== STATED PROBLEM ==
Write out each line exactly as it stands, please.

(Items from a data source)
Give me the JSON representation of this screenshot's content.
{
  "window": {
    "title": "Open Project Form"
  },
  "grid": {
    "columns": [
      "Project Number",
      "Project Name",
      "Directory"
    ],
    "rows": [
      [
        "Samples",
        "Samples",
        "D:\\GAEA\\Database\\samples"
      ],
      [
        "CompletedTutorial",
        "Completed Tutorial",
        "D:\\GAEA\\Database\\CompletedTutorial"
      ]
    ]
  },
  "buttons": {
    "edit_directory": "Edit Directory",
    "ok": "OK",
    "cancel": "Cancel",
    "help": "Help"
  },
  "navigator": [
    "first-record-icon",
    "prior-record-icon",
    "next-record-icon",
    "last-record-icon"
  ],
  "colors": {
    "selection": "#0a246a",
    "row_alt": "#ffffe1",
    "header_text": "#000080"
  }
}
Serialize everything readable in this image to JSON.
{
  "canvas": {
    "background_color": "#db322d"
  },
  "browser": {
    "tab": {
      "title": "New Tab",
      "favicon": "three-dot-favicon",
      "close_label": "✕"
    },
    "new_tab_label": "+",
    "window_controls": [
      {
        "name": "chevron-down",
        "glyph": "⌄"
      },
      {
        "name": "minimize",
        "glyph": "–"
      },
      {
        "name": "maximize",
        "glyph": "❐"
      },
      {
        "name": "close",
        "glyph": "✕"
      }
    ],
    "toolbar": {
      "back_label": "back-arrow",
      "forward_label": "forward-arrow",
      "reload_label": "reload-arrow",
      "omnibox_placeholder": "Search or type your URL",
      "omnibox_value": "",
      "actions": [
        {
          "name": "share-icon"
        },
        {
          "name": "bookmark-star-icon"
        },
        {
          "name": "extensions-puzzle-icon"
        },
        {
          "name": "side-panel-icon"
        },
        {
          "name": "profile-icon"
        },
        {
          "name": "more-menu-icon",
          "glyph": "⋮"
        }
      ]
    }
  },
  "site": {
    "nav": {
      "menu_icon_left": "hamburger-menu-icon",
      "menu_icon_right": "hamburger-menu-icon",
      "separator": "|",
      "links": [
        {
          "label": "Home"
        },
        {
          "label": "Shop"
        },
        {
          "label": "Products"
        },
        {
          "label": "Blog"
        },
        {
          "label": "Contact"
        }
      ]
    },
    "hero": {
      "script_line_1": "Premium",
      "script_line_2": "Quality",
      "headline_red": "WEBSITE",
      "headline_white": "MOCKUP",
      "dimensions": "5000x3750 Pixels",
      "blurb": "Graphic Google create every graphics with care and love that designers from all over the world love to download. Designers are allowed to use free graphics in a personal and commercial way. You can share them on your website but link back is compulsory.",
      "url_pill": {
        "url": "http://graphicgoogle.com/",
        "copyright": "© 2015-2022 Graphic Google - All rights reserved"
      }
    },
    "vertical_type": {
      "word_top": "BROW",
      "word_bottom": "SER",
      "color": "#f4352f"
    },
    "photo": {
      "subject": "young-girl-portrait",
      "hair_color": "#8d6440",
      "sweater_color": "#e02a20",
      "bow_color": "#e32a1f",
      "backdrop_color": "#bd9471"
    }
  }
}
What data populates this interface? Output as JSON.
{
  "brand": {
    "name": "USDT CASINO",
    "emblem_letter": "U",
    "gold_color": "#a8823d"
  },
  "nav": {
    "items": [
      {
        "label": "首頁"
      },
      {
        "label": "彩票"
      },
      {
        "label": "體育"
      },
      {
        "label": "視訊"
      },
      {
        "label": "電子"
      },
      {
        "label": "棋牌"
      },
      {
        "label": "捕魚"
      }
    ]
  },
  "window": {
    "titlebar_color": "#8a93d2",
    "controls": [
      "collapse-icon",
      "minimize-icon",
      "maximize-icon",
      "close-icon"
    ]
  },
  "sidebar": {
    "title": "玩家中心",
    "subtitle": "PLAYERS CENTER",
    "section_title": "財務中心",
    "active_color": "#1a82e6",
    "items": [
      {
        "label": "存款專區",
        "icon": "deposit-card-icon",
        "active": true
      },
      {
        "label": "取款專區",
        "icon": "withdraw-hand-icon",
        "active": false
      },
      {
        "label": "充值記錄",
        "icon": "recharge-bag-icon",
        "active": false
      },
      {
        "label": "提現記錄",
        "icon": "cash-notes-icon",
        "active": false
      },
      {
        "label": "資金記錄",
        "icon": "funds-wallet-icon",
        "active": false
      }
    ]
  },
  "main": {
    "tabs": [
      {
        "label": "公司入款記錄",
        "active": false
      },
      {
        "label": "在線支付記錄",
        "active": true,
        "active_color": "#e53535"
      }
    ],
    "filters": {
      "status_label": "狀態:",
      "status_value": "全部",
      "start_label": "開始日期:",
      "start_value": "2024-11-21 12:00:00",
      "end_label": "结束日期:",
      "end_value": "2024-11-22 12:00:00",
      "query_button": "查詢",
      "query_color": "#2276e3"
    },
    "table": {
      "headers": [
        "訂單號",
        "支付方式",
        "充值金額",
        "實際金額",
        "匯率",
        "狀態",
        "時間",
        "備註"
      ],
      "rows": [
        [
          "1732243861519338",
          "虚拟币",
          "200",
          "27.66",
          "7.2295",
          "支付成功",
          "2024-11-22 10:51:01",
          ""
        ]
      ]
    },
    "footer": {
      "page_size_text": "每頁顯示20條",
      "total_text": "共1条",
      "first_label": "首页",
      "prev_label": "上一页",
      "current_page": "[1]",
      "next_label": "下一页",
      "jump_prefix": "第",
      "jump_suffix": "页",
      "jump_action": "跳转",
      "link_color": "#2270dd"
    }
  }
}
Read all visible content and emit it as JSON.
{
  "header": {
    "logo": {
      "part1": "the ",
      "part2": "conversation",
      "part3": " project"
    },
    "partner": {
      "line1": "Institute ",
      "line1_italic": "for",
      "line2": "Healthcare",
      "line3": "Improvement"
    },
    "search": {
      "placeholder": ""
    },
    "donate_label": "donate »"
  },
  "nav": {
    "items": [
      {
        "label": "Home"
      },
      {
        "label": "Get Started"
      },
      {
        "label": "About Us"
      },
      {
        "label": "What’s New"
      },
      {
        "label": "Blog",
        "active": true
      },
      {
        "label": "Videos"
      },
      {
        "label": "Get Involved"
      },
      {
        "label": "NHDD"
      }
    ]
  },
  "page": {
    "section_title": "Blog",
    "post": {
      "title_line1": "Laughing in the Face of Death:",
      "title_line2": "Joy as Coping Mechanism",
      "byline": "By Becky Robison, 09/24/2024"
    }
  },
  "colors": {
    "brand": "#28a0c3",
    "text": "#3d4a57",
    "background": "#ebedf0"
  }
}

== THE RESULT ==
Give me the JSON representation of this screenshot's content.
{
  "window": {
    "title": "Open Project Form"
  },
  "grid": {
    "columns": [
      "Project Number",
      "Project Name",
      "Directory"
    ],
    "rows": [
      [
        "Samples",
        "Samples",
        "D:\\GAEA\\Database\\samples"
      ],
      [
        "CompletedTutorial",
        "Completed Tutorial",
        "D:\\GAEA\\Database\\CompletedTutorial"
      ]
    ]
  },
  "buttons": {
    "edit_directory": "Edit Directory",
    "ok": "OK",
    "cancel": "Cancel",
    "help": "Help"
  },
  "navigator": [
    "first-record-icon",
    "prior-record-icon",
    "next-record-icon",
    "last-record-icon"
  ],
  "colors": {
    "selection": "#0a246a",
    "row_alt": "#ffffe1",
    "header_text": "#000080"
  }
}
Serialize everything readable in this image to JSON.
{
  "canvas": {
    "background_color": "#db322d"
  },
  "browser": {
    "tab": {
      "title": "New Tab",
      "favicon": "three-dot-favicon",
      "close_label": "✕"
    },
    "new_tab_label": "+",
    "window_controls": [
      {
        "name": "chevron-down",
        "glyph": "⌄"
      },
      {
        "name": "minimize",
        "glyph": "–"
      },
      {
        "name": "maximize",
        "glyph": "❐"
      },
      {
        "name": "close",
        "glyph": "✕"
      }
    ],
    "toolbar": {
      "back_label": "back-arrow",
      "forward_label": "forward-arrow",
      "reload_label": "reload-arrow",
      "omnibox_placeholder": "Search or type your URL",
      "omnibox_value": "",
      "actions": [
        {
          "name": "share-icon"
        },
        {
          "name": "bookmark-star-icon"
        },
        {
          "name": "extensions-puzzle-icon"
        },
        {
          "name": "side-panel-icon"
        },
        {
          "name": "profile-icon"
        },
        {
          "name": "more-menu-icon",
          "glyph": "⋮"
        }
      ]
    }
  },
  "site": {
    "nav": {
      "menu_icon_left": "hamburger-menu-icon",
      "menu_icon_right": "hamburger-menu-icon",
      "separator": "|",
      "links": [
        {
          "label": "Home"
        },
        {
          "label": "Shop"
        },
        {
          "label": "Products"
        },
        {
          "label": "Blog"
        },
        {
          "label": "Contact"
        }
      ]
    },
    "hero": {
      "script_line_1": "Premium",
      "script_line_2": "Quality",
      "headline_red": "WEBSITE",
      "headline_white": "MOCKUP",
      "dimensions": "5000x3750 Pixels",
      "blurb": "Graphic Google create every graphics with care and love that designers from all over the world love to download. Designers are allowed to use free graphics in a personal and commercial way. You can share them on your website but link back is compulsory.",
      "url_pill": {
        "url": "http://graphicgoogle.com/",
        "copyright": "© 2015-2022 Graphic Google - All rights reserved"
      }
    },
    "vertical_type": {
      "word_top": "BROW",
      "word_bottom": "SER",
      "color": "#f4352f"
    },
    "photo": {
      "subject": "young-girl-portrait",
      "hair_color": "#8d6440",
      "sweater_color": "#e02a20",
      "bow_color": "#e32a1f",
      "backdrop_color": "#bd9471"
    }
  }
}
What data populates this interface? Output as JSON.
{
  "brand": {
    "name": "USDT CASINO",
    "emblem_letter": "U",
    "gold_color": "#a8823d"
  },
  "nav": {
    "items": [
      {
        "label": "首頁"
      },
      {
        "label": "彩票"
      },
      {
        "label": "體育"
      },
      {
        "label": "視訊"
      },
      {
        "label": "電子"
      },
      {
        "label": "棋牌"
      },
      {
        "label": "捕魚"
      }
    ]
  },
  "window": {
    "titlebar_color": "#8a93d2",
    "controls": [
      "collapse-icon",
      "minimize-icon",
      "maximize-icon",
      "close-icon"
    ]
  },
  "sidebar": {
    "title": "玩家中心",
    "subtitle": "PLAYERS CENTER",
    "section_title": "財務中心",
    "active_color": "#1a82e6",
    "items": [
      {
        "label": "存款專區",
        "icon": "deposit-card-icon",
        "active": true
      },
      {
        "label": "取款專區",
        "icon": "withdraw-hand-icon",
        "active": false
      },
      {
        "label": "充值記錄",
        "icon": "recharge-bag-icon",
        "active": false
      },
      {
        "label": "提現記錄",
        "icon": "cash-notes-icon",
        "active": false
      },
      {
        "label": "資金記錄",
        "icon": "funds-wallet-icon",
        "active": false
      }
    ]
  },
  "main": {
    "tabs": [
      {
        "label": "公司入款記錄",
        "active": false
      },
      {
        "label": "在線支付記錄",
        "active": true,
        "active_color": "#e53535"
      }
    ],
    "filters": {
      "status_label": "狀態:",
      "status_value": "全部",
      "start_label": "開始日期:",
      "start_value": "2024-11-21 12:00:00",
      "end_label": "结束日期:",
      "end_value": "2024-11-22 12:00:00",
      "query_button": "查詢",
      "query_color": "#2276e3"
    },
    "table": {
      "headers": [
        "訂單號",
        "支付方式",
        "充值金額",
        "實際金額",
        "匯率",
        "狀態",
        "時間",
        "備註"
      ],
      "rows": [
        [
          "1732243861519338",
          "虚拟币",
          "200",
          "27.66",
          "7.2295",
          "支付成功",
          "2024-11-22 10:51:01",
          ""
        ]
      ]
    },
    "footer": {
      "page_size_text": "每頁顯示20條",
      "total_text": "共1条",
      "first_label": "首页",
      "prev_label": "上一页",
      "current_page": "[1]",
      "next_label": "下一页",
      "jump_prefix": "第",
      "jump_suffix": "页",
      "jump_action": "跳转",
      "link_color": "#2270dd"
    }
  }
}
Read all visible content and emit it as JSON.
{
  "header": {
    "logo": {
      "part1": "the ",
      "part2": "conversation",
      "part3": " project"
    },
    "partner": {
      "line1": "Institute ",
      "line1_italic": "for",
      "line2": "Healthcare",
      "line3": "Improvement"
    },
    "search": {
      "placeholder": ""
    },
    "donate_label": "donate »"
  },
  "nav": {
    "items": [
      {
        "label": "Home"
      },
      {
        "label": "Get Started"
      },
      {
        "label": "About Us"
      },
      {
        "label": "What’s New"
      },
      {
        "label": "Blog",
        "active": true
      },
      {
        "label": "Videos"
      },
      {
        "label": "Get Involved"
      },
      {
        "label": "NHDD"
      }
    ]
  },
  "page": {
    "section_title": "Blog",
    "post": {
      "title_line1": "Laughing in the Face of Death:",
      "title_line2": "Joy as Coping Mechanism",
      "byline": "By Becky Robison, 09/24/2024"
    }
  },
  "colors": {
    "brand": "#28a0c3",
    "text": "#3d4a57",
    "background": "#ebedf0"
  }
}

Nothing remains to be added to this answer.